§ **WHAT IS NEEDED**
Each line in the material below, starting at the one with "Output a JSON" and ending at the one with "Convert this screenshot", is to be reproduced exactly; no picture is to be copied.

§ **RECORDS FOR THIS EXERCISE**

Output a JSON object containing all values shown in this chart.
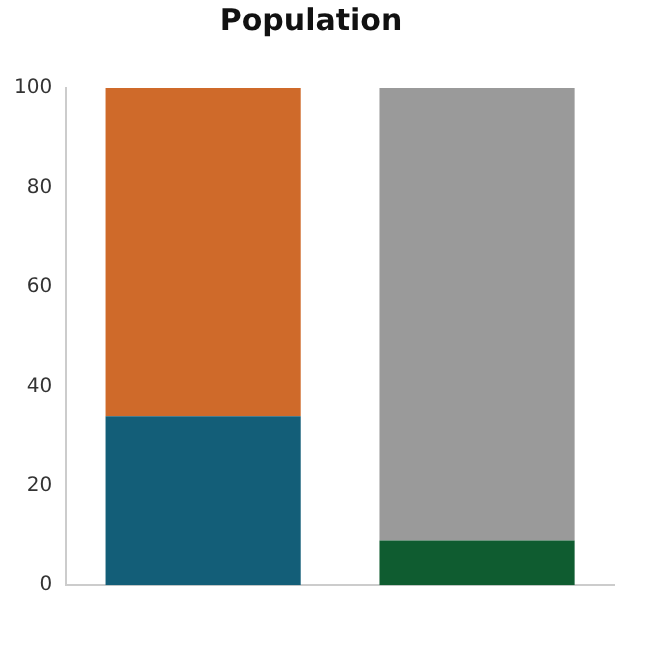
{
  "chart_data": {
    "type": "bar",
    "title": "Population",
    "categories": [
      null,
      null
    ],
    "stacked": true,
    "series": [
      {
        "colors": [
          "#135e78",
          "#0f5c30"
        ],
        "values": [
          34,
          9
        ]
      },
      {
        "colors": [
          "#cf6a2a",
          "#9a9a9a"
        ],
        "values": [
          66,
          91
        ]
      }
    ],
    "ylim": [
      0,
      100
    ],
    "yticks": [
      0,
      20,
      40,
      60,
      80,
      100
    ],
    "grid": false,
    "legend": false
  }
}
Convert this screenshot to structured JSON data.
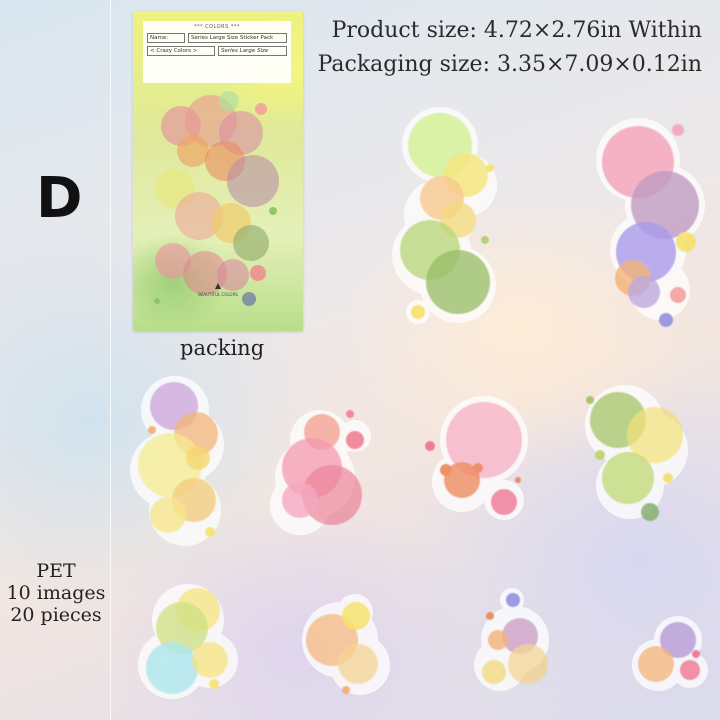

...

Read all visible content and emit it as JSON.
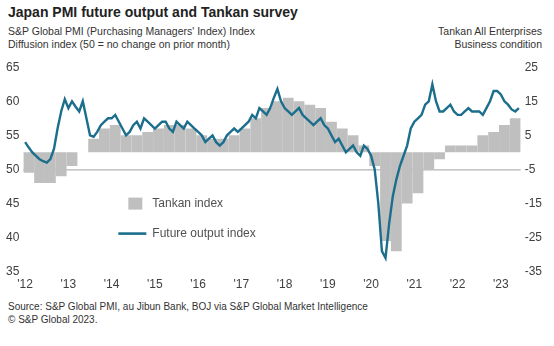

§ **RESPONSE**
Output a JSON object containing all values shown in this chart.
{
  "chart_data": {
    "type": "bar",
    "title": "Population",
    "categories": [
      null,
      null
    ],
    "stacked": true,
    "series": [
      {
        "colors": [
          "#135e78",
          "#0f5c30"
        ],
        "values": [
          34,
          9
        ]
      },
      {
        "colors": [
          "#cf6a2a",
          "#9a9a9a"
        ],
        "values": [
          66,
          91
        ]
      }
    ],
    "ylim": [
      0,
      100
    ],
    "yticks": [
      0,
      20,
      40,
      60,
      80,
      100
    ],
    "grid": false,
    "legend": false
  }
}
Convert this screenshot to structured JSON data.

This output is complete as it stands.